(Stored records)
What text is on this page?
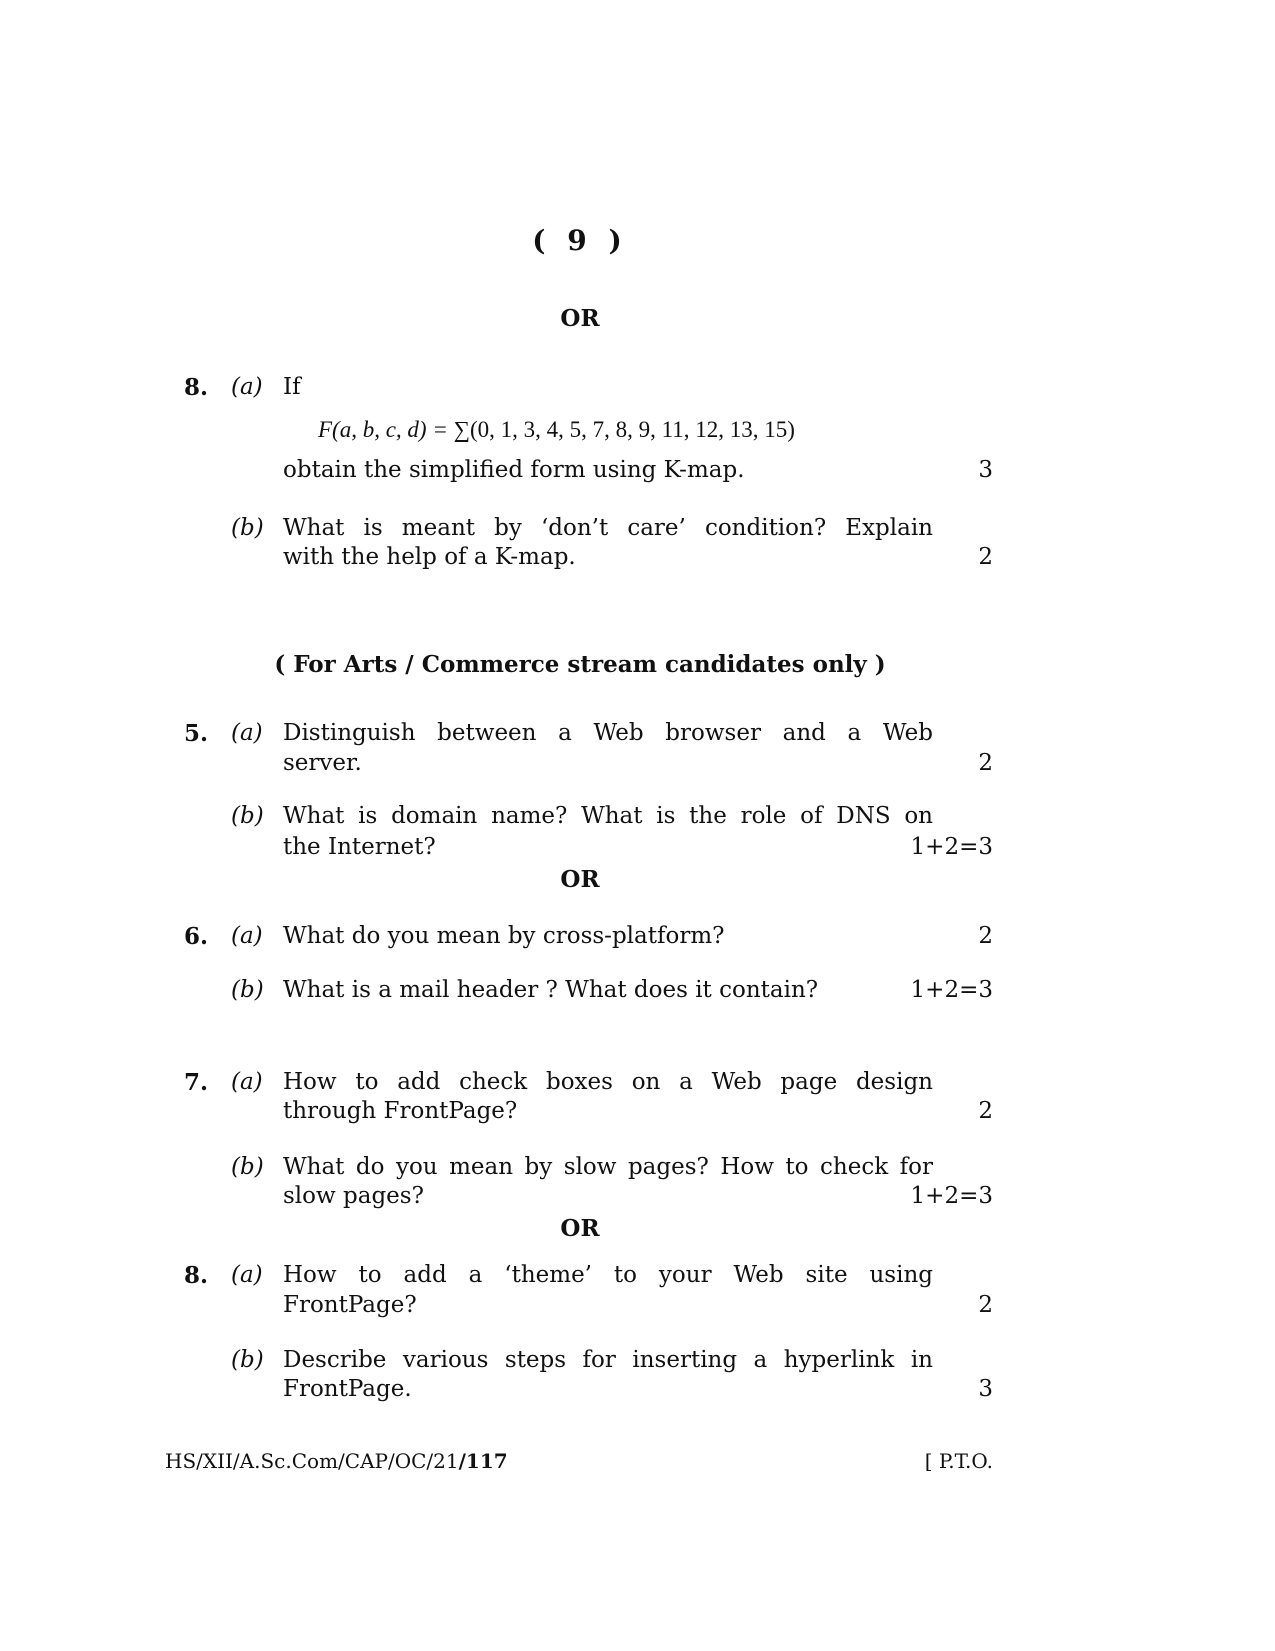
( 9 )
OR
8. (a) If
F(a, b, c, d) = ∑(0, 1, 3, 4, 5, 7, 8, 9, 11, 12, 13, 15)
obtain the simplified form using K-map.	3
(b) What is meant by ‘don’t care’ condition? Explain
with the help of a K-map.	2
( For Arts / Commerce stream candidates only )
5. (a) Distinguish between a Web browser and a Web
server.	2
(b) What is domain name? What is the role of DNS on
the Internet?	1+2=3
OR
6. (a) What do you mean by cross-platform?	2
(b) What is a mail header ? What does it contain?	1+2=3
7. (a) How to add check boxes on a Web page design
through FrontPage?	2
(b) What do you mean by slow pages? How to check for
slow pages?	1+2=3
OR
8. (a) How to add a ‘theme’ to your Web site using
FrontPage?	2
(b) Describe various steps for inserting a hyperlink in
FrontPage.	3
HS/XII/A.Sc.Com/CAP/OC/21/117	[ P.T.O.
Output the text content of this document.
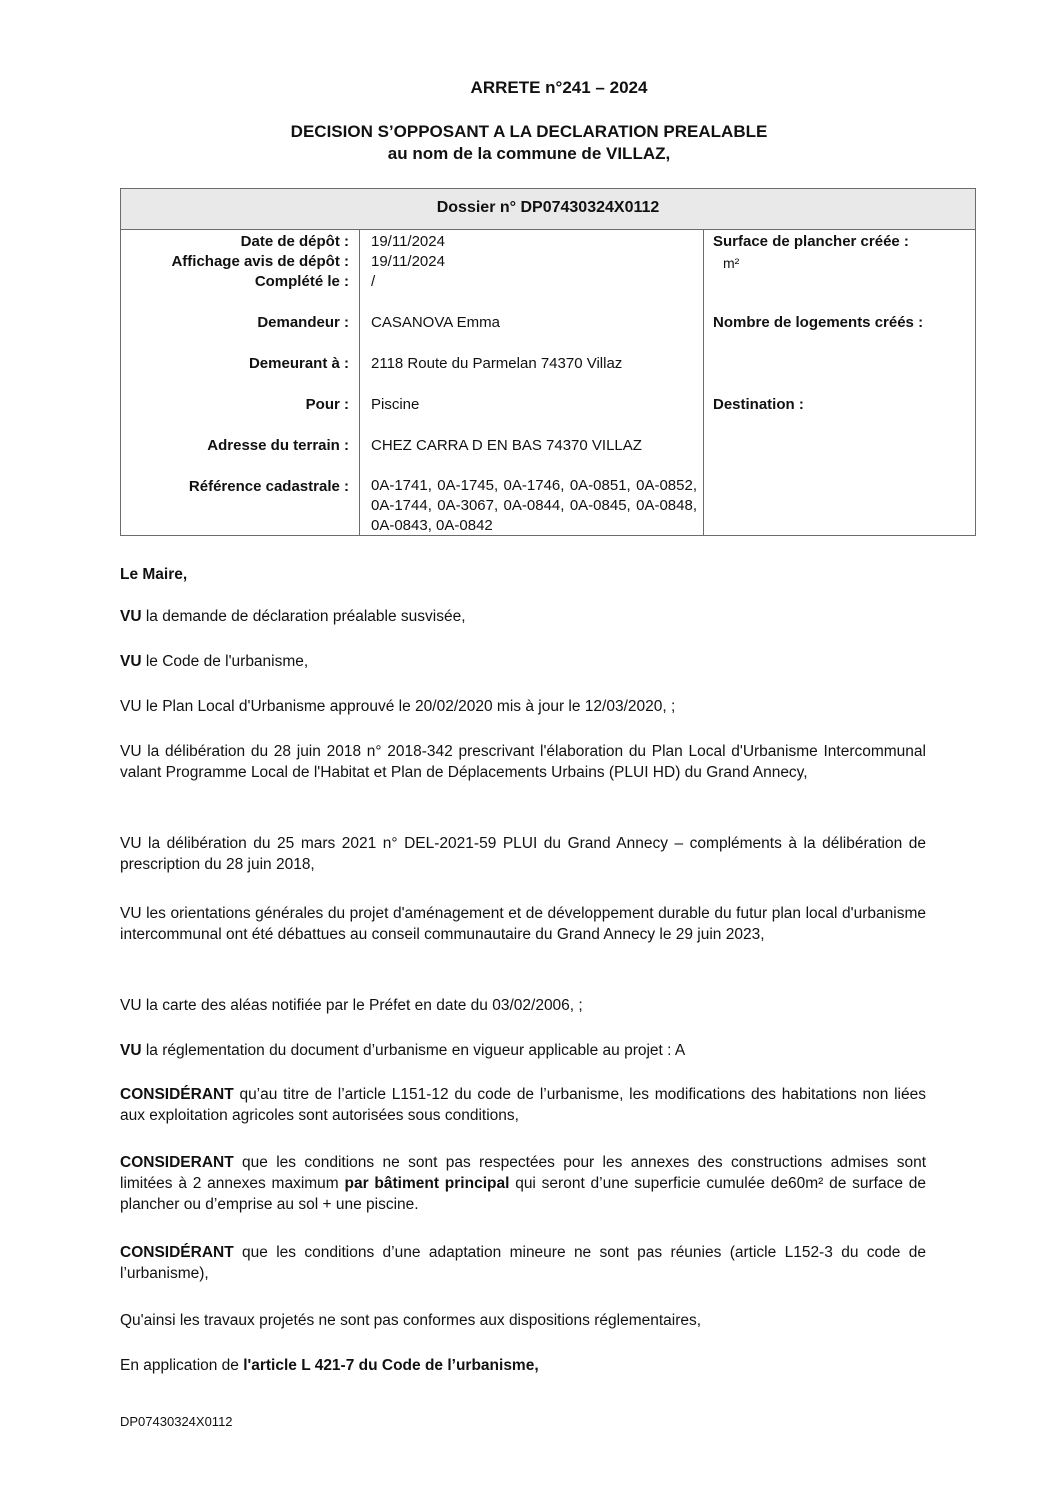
ARRETE n°241 – 2024
DECISION S’OPPOSANT A LA DECLARATION PREALABLE
au nom de la commune de VILLAZ,
Dossier n° DP07430324X0112
Date de dépôt : 19/11/2024
Affichage avis de dépôt : 19/11/2024
Complété le : /
Demandeur : CASANOVA Emma
Demeurant à : 2118 Route du Parmelan 74370 Villaz
Pour : Piscine
Adresse du terrain : CHEZ CARRA D EN BAS 74370 VILLAZ
Référence cadastrale : 0A-1741, 0A-1745, 0A-1746, 0A-0851, 0A-0852, 0A-1744, 0A-3067, 0A-0844, 0A-0845, 0A-0848, 0A-0843, 0A-0842
Surface de plancher créée :
m²
Nombre de logements créés :
Destination :
Le Maire,
VU la demande de déclaration préalable susvisée,
VU le Code de l'urbanisme,
VU le Plan Local d'Urbanisme approuvé le 20/02/2020 mis à jour le 12/03/2020, ;
VU la délibération du 28 juin 2018 n° 2018-342 prescrivant l'élaboration du Plan Local d'Urbanisme Intercommunal valant Programme Local de l'Habitat et Plan de Déplacements Urbains (PLUI HD) du Grand Annecy,
VU la délibération du 25 mars 2021 n° DEL-2021-59 PLUI du Grand Annecy – compléments à la délibération de prescription du 28 juin 2018,
VU les orientations générales du projet d'aménagement et de développement durable du futur plan local d'urbanisme intercommunal ont été débattues au conseil communautaire du Grand Annecy le 29 juin 2023,
VU la carte des aléas notifiée par le Préfet en date du 03/02/2006, ;
VU la réglementation du document d’urbanisme en vigueur applicable au projet : A
CONSIDÉRANT qu’au titre de l’article L151-12 du code de l’urbanisme, les modifications des habitations non liées aux exploitation agricoles sont autorisées sous conditions,
CONSIDERANT que les conditions ne sont pas respectées pour les annexes des constructions admises sont limitées à 2 annexes maximum par bâtiment principal qui seront d’une superficie cumulée de60m² de surface de plancher ou d’emprise au sol + une piscine.
CONSIDÉRANT que les conditions d’une adaptation mineure ne sont pas réunies (article L152-3 du code de l’urbanisme),
Qu'ainsi les travaux projetés ne sont pas conformes aux dispositions réglementaires,
En application de l'article L 421-7 du Code de l’urbanisme,
DP07430324X0112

GIVEN REQUEST | Go through the entries above and pull out each line with "article" in it.

WRITTEN REPLY |
CONSIDÉRANT qu’au titre de l’article L151-12 du code de l’urbanisme, les modifications des habitations non liées aux exploitation agricoles sont autorisées sous conditions,
CONSIDÉRANT que les conditions d’une adaptation mineure ne sont pas réunies (article L152-3 du code de l’urbanisme),
En application de l'article L 421-7 du Code de l’urbanisme,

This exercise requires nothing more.